* BEGIN *
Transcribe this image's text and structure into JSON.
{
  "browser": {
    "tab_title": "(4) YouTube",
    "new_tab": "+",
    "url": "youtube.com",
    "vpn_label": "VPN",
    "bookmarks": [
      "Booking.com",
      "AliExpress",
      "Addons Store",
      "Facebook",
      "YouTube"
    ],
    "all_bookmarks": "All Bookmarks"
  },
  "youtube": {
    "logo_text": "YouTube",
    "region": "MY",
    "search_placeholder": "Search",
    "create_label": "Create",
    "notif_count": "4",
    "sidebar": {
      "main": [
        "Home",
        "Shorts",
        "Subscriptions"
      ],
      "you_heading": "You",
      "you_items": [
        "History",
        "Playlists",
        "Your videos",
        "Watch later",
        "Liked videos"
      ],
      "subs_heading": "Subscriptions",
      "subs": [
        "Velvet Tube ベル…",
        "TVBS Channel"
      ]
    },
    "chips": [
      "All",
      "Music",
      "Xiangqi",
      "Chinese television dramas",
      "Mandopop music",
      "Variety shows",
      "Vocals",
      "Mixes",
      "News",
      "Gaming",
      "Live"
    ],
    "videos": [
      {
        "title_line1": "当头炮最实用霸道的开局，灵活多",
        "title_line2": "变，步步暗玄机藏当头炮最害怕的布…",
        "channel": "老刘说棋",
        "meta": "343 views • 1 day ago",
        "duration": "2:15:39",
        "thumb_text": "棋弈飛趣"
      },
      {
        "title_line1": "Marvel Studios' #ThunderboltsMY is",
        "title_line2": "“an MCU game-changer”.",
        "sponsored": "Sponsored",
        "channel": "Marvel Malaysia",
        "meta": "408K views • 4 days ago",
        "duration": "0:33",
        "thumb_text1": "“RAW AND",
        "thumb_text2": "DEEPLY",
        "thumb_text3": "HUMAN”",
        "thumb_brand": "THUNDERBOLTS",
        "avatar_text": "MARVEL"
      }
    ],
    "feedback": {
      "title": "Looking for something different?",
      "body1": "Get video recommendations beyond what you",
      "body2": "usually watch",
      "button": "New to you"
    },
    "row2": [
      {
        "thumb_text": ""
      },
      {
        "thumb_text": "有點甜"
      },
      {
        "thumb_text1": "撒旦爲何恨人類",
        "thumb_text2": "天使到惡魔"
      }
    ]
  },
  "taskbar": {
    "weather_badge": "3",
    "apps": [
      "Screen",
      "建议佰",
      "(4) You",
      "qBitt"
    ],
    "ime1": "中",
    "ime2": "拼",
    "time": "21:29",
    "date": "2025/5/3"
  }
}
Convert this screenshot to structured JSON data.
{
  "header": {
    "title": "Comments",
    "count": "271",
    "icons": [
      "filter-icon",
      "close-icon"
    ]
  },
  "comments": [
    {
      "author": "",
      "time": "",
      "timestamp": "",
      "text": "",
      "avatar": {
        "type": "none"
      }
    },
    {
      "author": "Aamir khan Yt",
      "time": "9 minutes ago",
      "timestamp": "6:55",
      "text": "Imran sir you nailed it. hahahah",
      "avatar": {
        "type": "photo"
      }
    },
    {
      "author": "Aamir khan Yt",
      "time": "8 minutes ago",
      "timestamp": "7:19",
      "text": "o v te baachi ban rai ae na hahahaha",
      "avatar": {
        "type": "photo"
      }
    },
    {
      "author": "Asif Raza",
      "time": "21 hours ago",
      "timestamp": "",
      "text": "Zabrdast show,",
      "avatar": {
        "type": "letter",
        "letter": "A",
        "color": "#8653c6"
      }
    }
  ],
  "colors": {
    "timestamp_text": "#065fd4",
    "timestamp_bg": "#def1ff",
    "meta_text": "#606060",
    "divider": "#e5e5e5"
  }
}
* END *
→ Brief
Every entry needs to be retyped exactly.

→ Task output
Transcribe this image's text and structure into JSON.
{
  "browser": {
    "tab_title": "(4) YouTube",
    "new_tab": "+",
    "url": "youtube.com",
    "vpn_label": "VPN",
    "bookmarks": [
      "Booking.com",
      "AliExpress",
      "Addons Store",
      "Facebook",
      "YouTube"
    ],
    "all_bookmarks": "All Bookmarks"
  },
  "youtube": {
    "logo_text": "YouTube",
    "region": "MY",
    "search_placeholder": "Search",
    "create_label": "Create",
    "notif_count": "4",
    "sidebar": {
      "main": [
        "Home",
        "Shorts",
        "Subscriptions"
      ],
      "you_heading": "You",
      "you_items": [
        "History",
        "Playlists",
        "Your videos",
        "Watch later",
        "Liked videos"
      ],
      "subs_heading": "Subscriptions",
      "subs": [
        "Velvet Tube ベル…",
        "TVBS Channel"
      ]
    },
    "chips": [
      "All",
      "Music",
      "Xiangqi",
      "Chinese television dramas",
      "Mandopop music",
      "Variety shows",
      "Vocals",
      "Mixes",
      "News",
      "Gaming",
      "Live"
    ],
    "videos": [
      {
        "title_line1": "当头炮最实用霸道的开局，灵活多",
        "title_line2": "变，步步暗玄机藏当头炮最害怕的布…",
        "channel": "老刘说棋",
        "meta": "343 views • 1 day ago",
        "duration": "2:15:39",
        "thumb_text": "棋弈飛趣"
      },
      {
        "title_line1": "Marvel Studios' #ThunderboltsMY is",
        "title_line2": "“an MCU game-changer”.",
        "sponsored": "Sponsored",
        "channel": "Marvel Malaysia",
        "meta": "408K views • 4 days ago",
        "duration": "0:33",
        "thumb_text1": "“RAW AND",
        "thumb_text2": "DEEPLY",
        "thumb_text3": "HUMAN”",
        "thumb_brand": "THUNDERBOLTS",
        "avatar_text": "MARVEL"
      }
    ],
    "feedback": {
      "title": "Looking for something different?",
      "body1": "Get video recommendations beyond what you",
      "body2": "usually watch",
      "button": "New to you"
    },
    "row2": [
      {
        "thumb_text": ""
      },
      {
        "thumb_text": "有點甜"
      },
      {
        "thumb_text1": "撒旦爲何恨人類",
        "thumb_text2": "天使到惡魔"
      }
    ]
  },
  "taskbar": {
    "weather_badge": "3",
    "apps": [
      "Screen",
      "建议佰",
      "(4) You",
      "qBitt"
    ],
    "ime1": "中",
    "ime2": "拼",
    "time": "21:29",
    "date": "2025/5/3"
  }
}
Convert this screenshot to structured JSON data.
{
  "header": {
    "title": "Comments",
    "count": "271",
    "icons": [
      "filter-icon",
      "close-icon"
    ]
  },
  "comments": [
    {
      "author": "",
      "time": "",
      "timestamp": "",
      "text": "",
      "avatar": {
        "type": "none"
      }
    },
    {
      "author": "Aamir khan Yt",
      "time": "9 minutes ago",
      "timestamp": "6:55",
      "text": "Imran sir you nailed it. hahahah",
      "avatar": {
        "type": "photo"
      }
    },
    {
      "author": "Aamir khan Yt",
      "time": "8 minutes ago",
      "timestamp": "7:19",
      "text": "o v te baachi ban rai ae na hahahaha",
      "avatar": {
        "type": "photo"
      }
    },
    {
      "author": "Asif Raza",
      "time": "21 hours ago",
      "timestamp": "",
      "text": "Zabrdast show,",
      "avatar": {
        "type": "letter",
        "letter": "A",
        "color": "#8653c6"
      }
    }
  ],
  "colors": {
    "timestamp_text": "#065fd4",
    "timestamp_bg": "#def1ff",
    "meta_text": "#606060",
    "divider": "#e5e5e5"
  }
}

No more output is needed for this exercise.